Give the number of lines in this listing that contain the word "image", and nothing else.

━━ Input data

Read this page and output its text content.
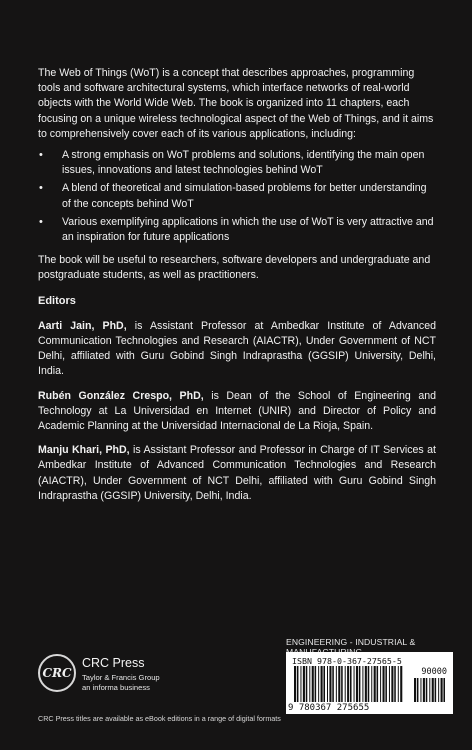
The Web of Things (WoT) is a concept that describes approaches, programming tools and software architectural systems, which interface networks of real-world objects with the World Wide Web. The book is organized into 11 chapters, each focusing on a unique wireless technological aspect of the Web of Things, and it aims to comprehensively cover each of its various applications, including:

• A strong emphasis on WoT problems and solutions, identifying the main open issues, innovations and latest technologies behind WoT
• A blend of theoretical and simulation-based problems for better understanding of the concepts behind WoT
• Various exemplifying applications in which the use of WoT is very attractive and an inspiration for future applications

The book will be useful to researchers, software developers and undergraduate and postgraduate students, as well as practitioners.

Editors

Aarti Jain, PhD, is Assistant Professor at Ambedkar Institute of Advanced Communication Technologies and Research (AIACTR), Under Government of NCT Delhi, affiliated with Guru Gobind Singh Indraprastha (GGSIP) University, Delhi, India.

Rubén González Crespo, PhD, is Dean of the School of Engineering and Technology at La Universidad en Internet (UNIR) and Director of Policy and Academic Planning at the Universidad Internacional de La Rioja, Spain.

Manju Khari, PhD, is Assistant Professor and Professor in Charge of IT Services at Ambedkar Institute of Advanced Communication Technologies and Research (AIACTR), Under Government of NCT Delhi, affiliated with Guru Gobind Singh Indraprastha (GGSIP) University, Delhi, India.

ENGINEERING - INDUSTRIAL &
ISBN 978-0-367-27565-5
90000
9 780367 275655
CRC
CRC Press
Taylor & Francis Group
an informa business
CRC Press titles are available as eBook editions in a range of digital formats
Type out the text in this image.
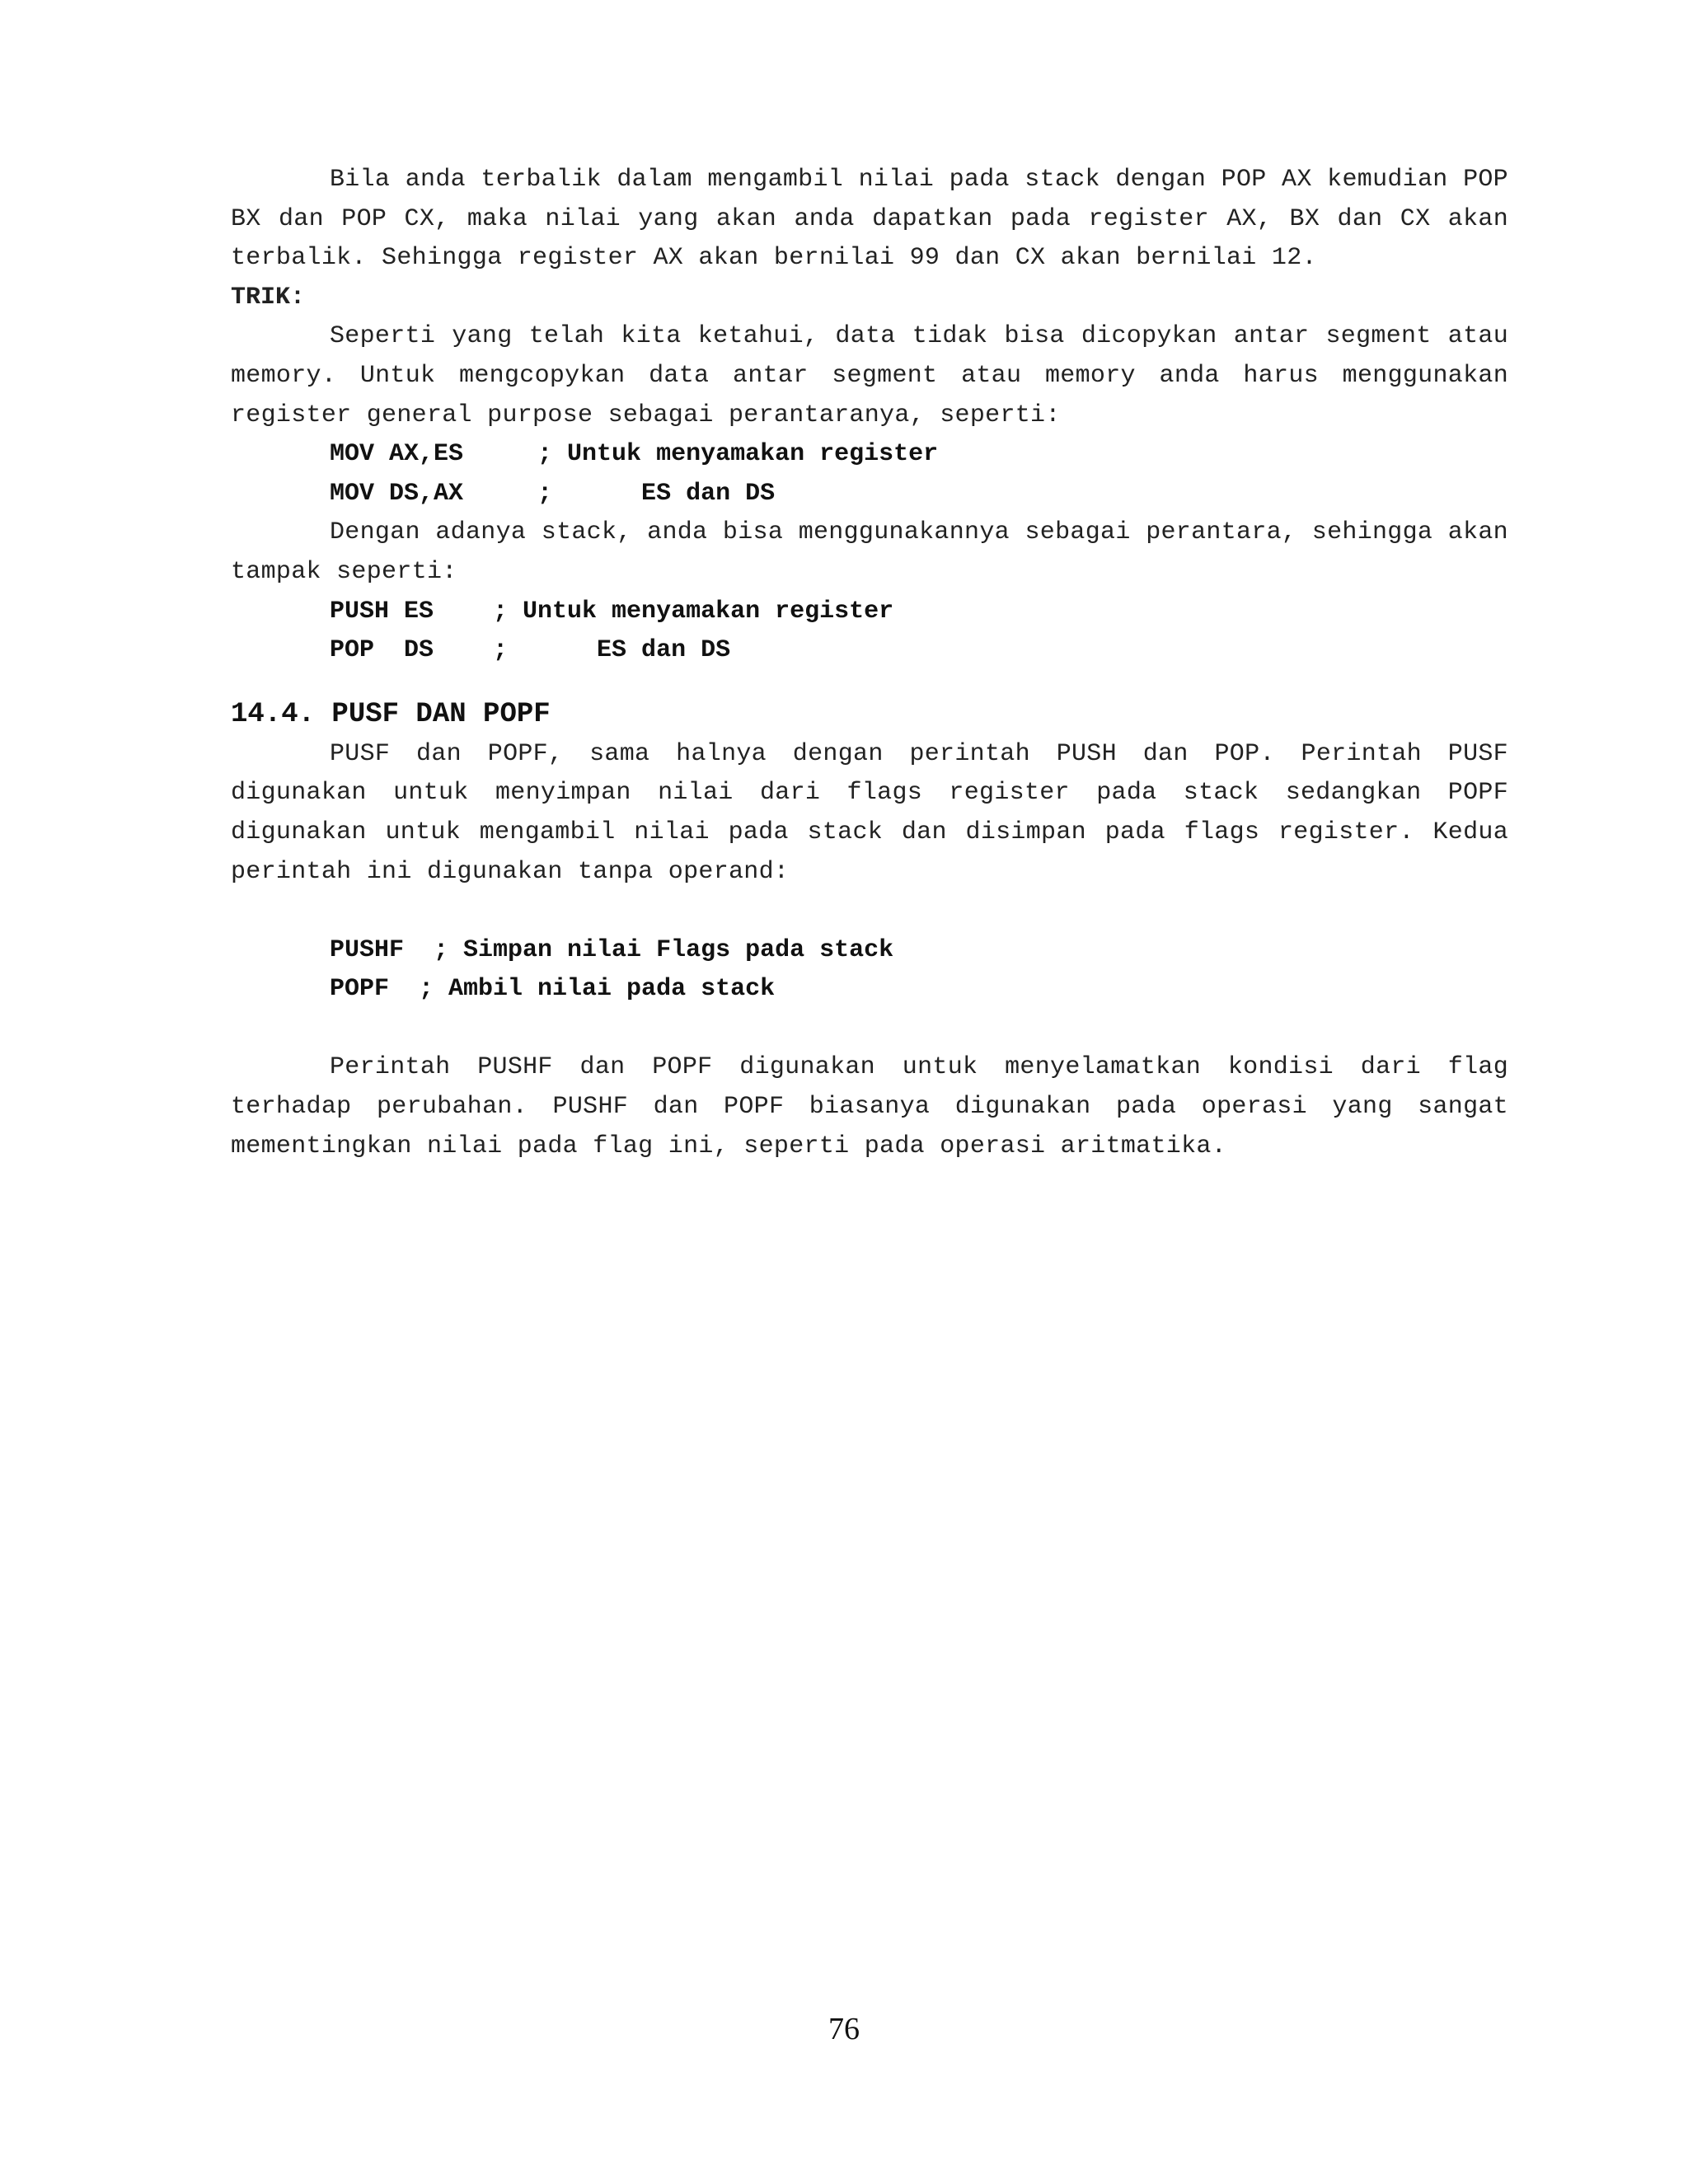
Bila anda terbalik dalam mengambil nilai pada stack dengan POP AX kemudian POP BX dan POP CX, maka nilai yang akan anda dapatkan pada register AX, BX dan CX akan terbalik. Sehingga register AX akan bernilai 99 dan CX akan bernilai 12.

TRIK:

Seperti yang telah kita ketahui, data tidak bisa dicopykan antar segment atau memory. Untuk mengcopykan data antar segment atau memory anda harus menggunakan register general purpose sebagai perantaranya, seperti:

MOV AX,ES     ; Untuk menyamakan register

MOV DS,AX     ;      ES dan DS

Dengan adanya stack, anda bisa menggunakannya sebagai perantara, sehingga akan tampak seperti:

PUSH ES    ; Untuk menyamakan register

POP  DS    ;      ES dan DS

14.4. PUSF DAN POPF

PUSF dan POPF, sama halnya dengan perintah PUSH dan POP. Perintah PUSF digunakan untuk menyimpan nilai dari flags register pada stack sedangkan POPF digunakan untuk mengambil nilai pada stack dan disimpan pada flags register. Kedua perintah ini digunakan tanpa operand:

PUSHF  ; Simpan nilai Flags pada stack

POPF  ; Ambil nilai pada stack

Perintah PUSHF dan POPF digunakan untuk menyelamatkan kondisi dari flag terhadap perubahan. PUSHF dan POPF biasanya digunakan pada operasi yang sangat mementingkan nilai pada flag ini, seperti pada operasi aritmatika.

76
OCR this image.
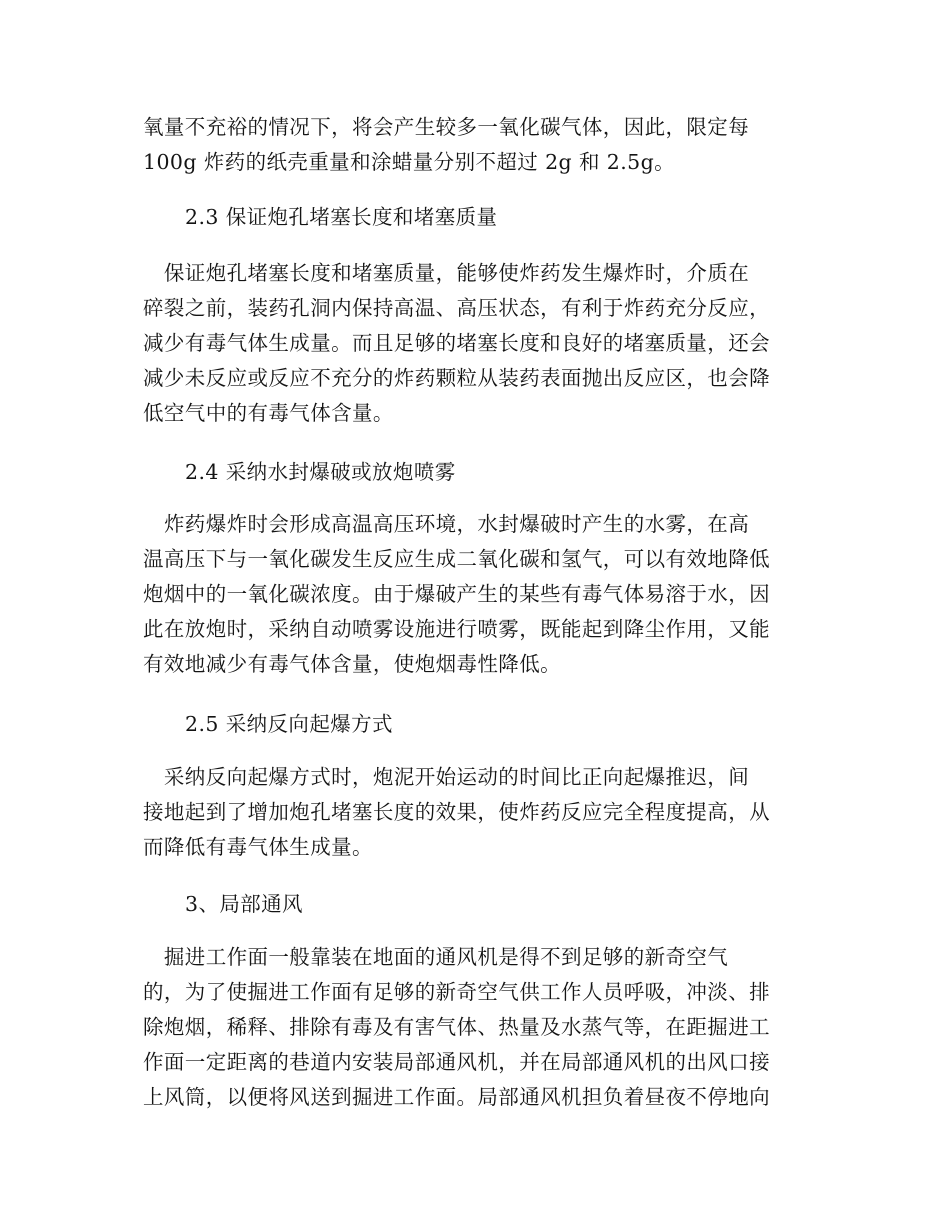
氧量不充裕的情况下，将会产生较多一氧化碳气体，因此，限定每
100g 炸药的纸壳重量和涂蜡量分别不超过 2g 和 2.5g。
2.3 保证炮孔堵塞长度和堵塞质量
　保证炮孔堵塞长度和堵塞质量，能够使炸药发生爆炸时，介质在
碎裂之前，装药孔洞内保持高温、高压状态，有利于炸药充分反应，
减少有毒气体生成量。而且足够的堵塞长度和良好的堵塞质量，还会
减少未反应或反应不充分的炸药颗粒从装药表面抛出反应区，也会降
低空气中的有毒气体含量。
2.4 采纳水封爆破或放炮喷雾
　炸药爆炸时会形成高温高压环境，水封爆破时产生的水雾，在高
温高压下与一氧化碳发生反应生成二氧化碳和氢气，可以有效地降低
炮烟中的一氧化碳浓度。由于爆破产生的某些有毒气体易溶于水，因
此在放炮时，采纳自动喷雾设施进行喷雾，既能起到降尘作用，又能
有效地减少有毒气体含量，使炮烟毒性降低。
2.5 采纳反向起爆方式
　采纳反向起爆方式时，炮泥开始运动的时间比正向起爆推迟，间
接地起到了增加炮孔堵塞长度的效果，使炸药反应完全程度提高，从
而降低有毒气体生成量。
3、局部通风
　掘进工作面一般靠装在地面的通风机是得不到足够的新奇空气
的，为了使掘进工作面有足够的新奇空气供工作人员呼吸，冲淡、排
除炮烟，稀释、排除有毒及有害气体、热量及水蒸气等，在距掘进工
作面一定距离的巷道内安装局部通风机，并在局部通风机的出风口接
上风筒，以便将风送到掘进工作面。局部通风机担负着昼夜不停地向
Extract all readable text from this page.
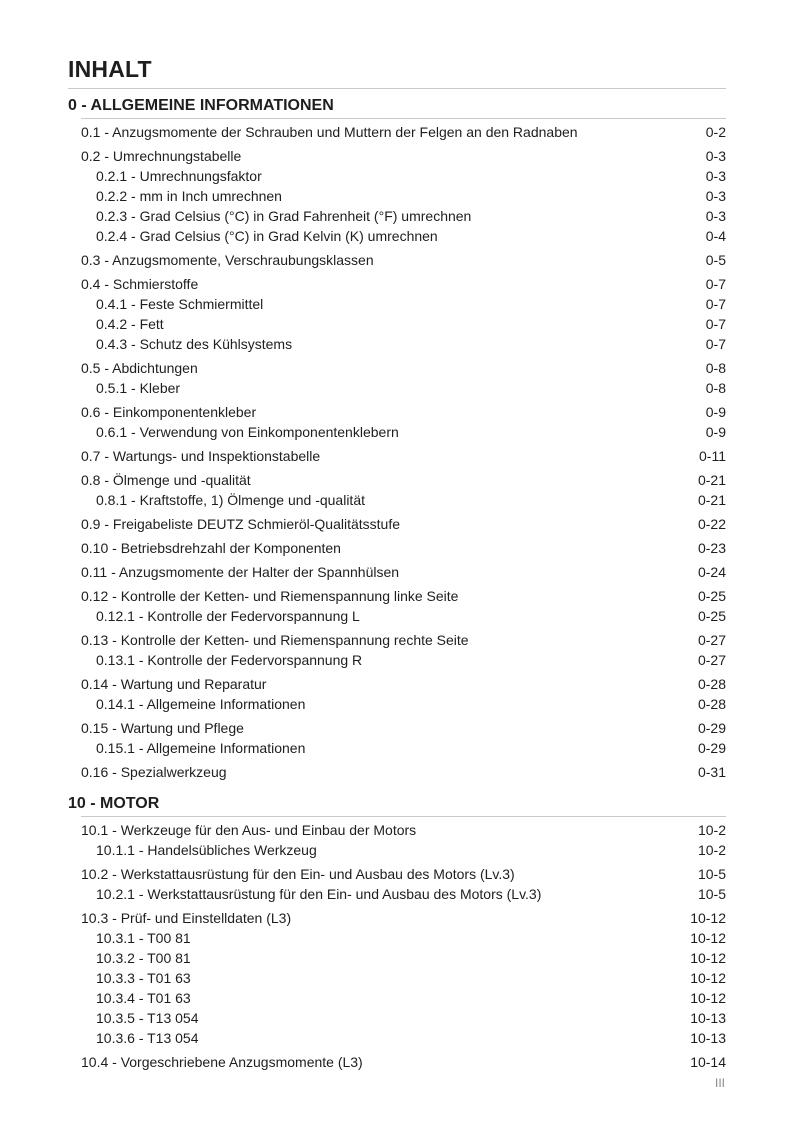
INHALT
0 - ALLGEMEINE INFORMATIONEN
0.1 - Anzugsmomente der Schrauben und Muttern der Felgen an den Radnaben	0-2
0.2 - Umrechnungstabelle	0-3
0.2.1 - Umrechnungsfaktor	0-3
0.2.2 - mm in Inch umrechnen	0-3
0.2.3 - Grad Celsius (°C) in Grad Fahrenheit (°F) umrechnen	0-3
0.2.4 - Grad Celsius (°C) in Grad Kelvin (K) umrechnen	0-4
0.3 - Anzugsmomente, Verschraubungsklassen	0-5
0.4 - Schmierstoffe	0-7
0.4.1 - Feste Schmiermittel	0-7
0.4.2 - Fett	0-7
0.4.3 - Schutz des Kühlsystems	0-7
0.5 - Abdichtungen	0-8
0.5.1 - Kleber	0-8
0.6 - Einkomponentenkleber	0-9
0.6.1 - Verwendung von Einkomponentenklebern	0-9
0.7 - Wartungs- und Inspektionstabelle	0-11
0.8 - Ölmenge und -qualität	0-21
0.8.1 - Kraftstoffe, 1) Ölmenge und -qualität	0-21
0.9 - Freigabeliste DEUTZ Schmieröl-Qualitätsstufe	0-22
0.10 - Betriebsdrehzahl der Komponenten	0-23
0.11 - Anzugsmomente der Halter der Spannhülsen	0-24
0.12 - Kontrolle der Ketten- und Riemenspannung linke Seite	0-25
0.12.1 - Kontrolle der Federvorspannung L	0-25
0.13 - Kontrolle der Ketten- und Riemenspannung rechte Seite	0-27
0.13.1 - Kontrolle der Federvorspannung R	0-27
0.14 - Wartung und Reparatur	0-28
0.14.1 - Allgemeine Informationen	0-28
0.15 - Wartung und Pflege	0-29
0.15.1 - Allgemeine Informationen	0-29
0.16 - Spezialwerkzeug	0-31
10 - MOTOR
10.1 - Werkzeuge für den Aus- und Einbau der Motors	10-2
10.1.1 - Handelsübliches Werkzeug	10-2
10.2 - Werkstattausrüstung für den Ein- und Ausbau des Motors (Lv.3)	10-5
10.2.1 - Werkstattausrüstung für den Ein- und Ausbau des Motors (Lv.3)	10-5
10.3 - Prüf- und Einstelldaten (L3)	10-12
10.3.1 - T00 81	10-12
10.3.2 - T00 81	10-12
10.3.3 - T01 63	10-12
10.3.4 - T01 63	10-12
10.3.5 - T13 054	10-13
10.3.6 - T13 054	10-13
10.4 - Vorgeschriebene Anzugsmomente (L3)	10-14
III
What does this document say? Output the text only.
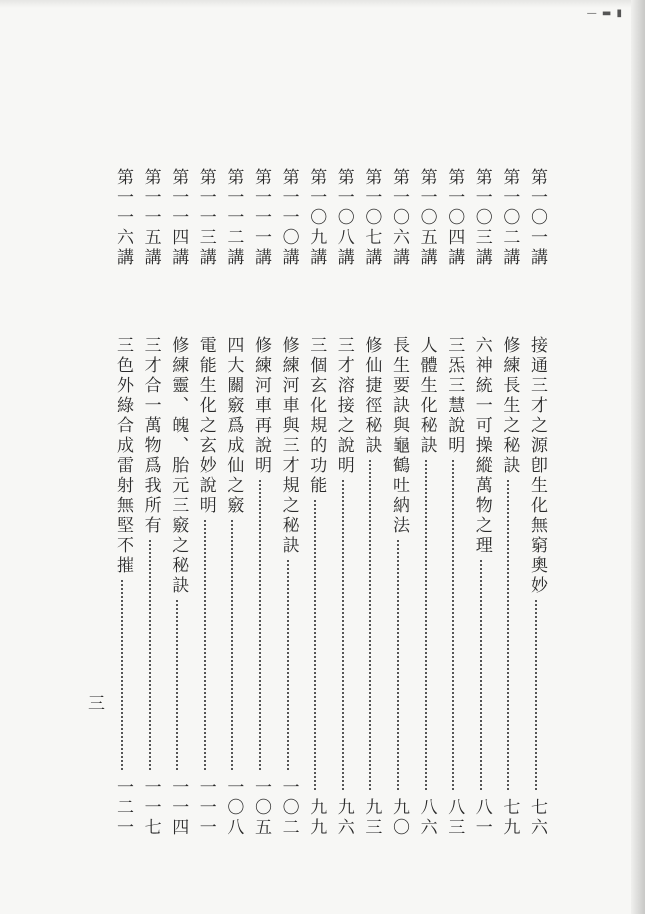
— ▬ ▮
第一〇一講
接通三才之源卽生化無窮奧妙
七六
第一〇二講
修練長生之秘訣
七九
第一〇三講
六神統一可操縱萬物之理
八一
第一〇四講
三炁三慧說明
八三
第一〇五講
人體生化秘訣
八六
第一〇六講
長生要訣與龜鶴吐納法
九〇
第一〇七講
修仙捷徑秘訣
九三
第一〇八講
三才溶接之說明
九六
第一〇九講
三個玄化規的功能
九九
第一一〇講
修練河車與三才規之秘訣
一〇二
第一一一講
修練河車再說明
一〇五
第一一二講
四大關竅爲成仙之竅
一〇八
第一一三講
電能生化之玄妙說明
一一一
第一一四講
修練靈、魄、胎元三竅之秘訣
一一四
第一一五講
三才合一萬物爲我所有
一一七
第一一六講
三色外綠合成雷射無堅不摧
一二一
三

━━━━

Answer to the exercise
2